**RECORDS SHOWN:**
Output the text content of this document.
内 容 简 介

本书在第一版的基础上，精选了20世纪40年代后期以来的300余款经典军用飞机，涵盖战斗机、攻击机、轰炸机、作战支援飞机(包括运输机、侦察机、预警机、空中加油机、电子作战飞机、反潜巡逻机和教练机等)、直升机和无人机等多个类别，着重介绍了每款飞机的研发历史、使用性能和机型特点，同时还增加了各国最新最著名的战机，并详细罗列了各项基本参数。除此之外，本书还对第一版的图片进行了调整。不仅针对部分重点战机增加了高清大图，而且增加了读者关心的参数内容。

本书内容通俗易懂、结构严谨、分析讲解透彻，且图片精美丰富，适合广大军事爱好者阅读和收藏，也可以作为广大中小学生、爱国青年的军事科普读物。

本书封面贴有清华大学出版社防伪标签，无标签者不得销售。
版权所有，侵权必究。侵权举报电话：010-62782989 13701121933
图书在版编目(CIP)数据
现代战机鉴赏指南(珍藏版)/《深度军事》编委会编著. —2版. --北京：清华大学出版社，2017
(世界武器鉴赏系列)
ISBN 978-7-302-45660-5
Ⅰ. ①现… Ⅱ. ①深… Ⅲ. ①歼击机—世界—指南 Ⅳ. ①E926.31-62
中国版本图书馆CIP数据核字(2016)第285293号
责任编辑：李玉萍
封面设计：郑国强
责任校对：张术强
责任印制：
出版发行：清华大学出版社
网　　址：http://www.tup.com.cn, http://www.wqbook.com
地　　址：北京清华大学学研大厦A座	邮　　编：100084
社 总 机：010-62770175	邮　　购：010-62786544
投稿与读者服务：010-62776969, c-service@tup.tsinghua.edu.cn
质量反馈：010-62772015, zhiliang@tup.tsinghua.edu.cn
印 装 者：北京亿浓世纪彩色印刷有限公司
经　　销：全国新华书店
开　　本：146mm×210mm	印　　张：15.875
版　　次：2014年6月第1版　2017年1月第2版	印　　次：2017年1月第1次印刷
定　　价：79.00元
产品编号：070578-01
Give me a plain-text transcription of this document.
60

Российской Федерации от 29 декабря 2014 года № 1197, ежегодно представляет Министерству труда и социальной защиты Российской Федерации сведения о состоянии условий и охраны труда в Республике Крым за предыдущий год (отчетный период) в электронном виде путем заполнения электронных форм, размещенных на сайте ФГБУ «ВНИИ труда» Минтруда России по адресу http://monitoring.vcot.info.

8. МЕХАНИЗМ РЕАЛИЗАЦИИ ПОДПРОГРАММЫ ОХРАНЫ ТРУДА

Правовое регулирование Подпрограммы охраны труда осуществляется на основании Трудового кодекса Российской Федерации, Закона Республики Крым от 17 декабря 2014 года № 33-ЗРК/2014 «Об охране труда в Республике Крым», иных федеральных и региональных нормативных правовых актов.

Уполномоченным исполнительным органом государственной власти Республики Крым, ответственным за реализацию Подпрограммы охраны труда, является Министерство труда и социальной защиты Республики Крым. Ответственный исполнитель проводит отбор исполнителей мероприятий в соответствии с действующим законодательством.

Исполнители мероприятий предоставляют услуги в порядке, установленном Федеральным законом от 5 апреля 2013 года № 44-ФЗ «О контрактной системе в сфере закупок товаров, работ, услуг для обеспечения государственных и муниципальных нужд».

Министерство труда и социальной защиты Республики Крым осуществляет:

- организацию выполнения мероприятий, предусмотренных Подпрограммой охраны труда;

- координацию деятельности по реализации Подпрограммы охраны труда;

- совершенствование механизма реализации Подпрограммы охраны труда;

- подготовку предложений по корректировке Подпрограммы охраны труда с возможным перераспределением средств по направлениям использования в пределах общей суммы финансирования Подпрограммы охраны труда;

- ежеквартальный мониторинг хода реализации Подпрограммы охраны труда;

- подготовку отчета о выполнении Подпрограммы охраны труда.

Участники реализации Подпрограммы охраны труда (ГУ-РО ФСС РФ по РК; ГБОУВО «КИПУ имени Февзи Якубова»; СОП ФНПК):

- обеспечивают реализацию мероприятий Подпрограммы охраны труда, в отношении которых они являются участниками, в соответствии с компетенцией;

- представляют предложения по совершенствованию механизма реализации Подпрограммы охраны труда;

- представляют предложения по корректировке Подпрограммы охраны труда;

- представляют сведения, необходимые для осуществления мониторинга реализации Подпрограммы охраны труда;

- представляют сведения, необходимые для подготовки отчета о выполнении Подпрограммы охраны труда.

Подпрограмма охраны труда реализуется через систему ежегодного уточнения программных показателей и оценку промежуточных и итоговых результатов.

**EXERCISE:** Which lines include the word "Республике"? Copy every one of them.

**ANSWER TO THIS EXERCISE:**
Российской Федерации от 29 декабря 2014 года № 1197, ежегодно представляет Министерству труда и социальной защиты Российской Федерации сведения о состоянии условий и охраны труда в Республике Крым за предыдущий год (отчетный период) в электронном виде путем заполнения электронных форм, размещенных на сайте ФГБУ «ВНИИ труда» Минтруда России по адресу http://monitoring.vcot.info.
Правовое регулирование Подпрограммы охраны труда осуществляется на основании Трудового кодекса Российской Федерации, Закона Республики Крым от 17 декабря 2014 года № 33-ЗРК/2014 «Об охране труда в Республике Крым», иных федеральных и региональных нормативных правовых актов.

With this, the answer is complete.